_SET EXERCISE_
Wherever the word "page" turns up in a line of the entries, copy that line.
>> Start
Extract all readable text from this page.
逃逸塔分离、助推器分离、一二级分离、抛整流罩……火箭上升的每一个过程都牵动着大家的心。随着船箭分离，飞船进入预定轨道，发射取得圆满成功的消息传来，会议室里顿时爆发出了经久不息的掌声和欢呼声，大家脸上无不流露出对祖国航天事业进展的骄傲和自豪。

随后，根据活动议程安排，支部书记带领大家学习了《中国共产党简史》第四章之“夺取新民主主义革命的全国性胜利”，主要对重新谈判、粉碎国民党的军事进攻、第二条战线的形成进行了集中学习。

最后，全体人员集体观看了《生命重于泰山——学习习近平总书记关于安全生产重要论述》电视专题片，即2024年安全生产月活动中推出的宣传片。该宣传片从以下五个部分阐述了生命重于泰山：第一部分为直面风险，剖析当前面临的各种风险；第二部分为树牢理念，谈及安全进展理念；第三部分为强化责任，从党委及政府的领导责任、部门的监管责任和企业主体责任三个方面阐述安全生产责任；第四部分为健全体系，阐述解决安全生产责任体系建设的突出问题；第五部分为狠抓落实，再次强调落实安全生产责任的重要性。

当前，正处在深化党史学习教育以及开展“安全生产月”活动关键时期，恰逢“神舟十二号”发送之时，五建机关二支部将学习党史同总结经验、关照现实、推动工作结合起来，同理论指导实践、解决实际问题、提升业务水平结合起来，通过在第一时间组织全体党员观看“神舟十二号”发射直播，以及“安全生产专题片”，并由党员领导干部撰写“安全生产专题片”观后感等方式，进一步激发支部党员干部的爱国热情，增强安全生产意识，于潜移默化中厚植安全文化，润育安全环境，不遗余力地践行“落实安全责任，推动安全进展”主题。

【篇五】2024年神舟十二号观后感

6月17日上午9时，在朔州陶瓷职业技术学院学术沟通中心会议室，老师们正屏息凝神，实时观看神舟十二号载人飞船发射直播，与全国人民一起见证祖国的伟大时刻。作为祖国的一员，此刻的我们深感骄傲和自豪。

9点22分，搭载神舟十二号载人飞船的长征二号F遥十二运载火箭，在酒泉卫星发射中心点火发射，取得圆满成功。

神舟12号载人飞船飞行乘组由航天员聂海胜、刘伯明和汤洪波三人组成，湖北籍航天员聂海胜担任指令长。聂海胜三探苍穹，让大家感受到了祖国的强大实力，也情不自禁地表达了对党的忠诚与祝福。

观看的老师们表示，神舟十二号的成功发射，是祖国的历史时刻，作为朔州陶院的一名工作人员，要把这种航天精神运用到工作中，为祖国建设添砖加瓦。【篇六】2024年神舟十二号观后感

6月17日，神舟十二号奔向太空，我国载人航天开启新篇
>> End
>> Start
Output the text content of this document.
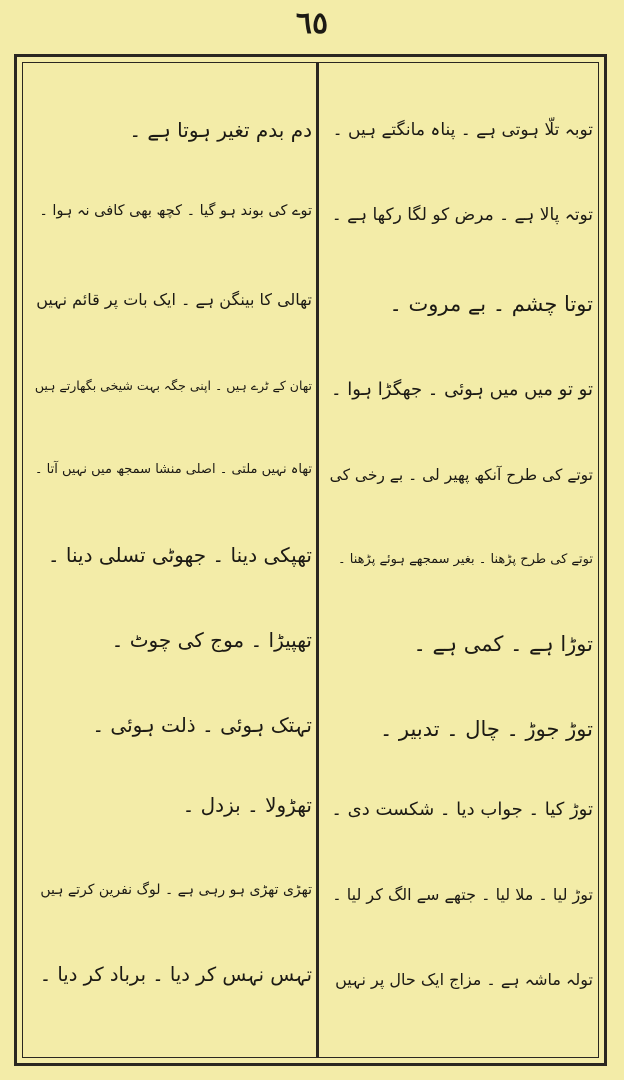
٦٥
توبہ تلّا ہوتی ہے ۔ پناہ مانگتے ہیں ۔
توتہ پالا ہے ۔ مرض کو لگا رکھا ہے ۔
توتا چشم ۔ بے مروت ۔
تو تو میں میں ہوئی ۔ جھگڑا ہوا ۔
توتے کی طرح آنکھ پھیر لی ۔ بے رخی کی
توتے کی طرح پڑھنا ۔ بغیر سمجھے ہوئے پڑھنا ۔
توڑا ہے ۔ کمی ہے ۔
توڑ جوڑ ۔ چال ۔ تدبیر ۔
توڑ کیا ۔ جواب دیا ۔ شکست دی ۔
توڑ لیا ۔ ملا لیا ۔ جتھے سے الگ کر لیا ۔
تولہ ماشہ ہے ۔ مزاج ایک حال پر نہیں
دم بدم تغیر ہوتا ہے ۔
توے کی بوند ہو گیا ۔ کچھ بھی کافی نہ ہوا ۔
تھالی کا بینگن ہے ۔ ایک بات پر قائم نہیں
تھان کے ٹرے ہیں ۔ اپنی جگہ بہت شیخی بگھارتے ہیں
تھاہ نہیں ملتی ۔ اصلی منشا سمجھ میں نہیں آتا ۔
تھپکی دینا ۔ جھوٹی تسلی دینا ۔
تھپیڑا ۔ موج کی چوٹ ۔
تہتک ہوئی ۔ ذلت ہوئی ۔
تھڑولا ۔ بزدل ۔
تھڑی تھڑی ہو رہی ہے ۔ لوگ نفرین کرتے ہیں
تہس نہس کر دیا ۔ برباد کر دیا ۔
>> End
>> Start
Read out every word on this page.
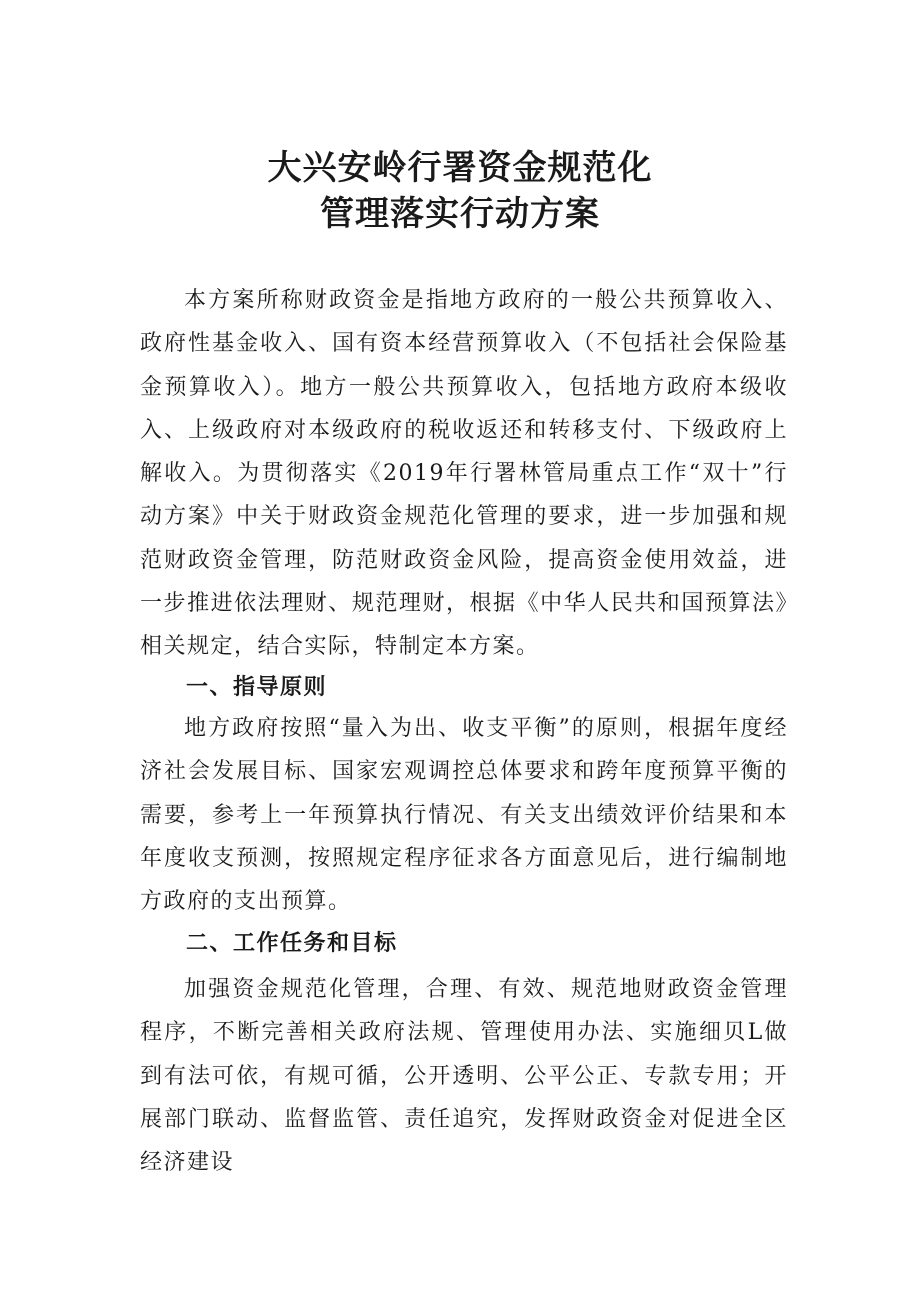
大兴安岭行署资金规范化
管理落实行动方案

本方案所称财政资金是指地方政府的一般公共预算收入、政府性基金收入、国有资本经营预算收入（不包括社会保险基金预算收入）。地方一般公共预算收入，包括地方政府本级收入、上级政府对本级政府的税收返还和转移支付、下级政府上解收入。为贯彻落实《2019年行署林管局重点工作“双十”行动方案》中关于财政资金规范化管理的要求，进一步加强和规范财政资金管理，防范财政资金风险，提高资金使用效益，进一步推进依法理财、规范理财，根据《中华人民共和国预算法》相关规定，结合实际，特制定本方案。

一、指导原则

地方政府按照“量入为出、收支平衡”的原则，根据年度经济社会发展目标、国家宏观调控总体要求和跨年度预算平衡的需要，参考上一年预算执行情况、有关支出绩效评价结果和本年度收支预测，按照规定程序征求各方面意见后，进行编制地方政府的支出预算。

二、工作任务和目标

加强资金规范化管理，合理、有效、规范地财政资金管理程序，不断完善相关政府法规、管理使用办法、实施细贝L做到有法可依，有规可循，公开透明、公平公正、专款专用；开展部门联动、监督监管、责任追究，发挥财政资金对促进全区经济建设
>> End
_OUTPUT OF THE TASK_
Extract all readable text from this page.
Read out every word on this page.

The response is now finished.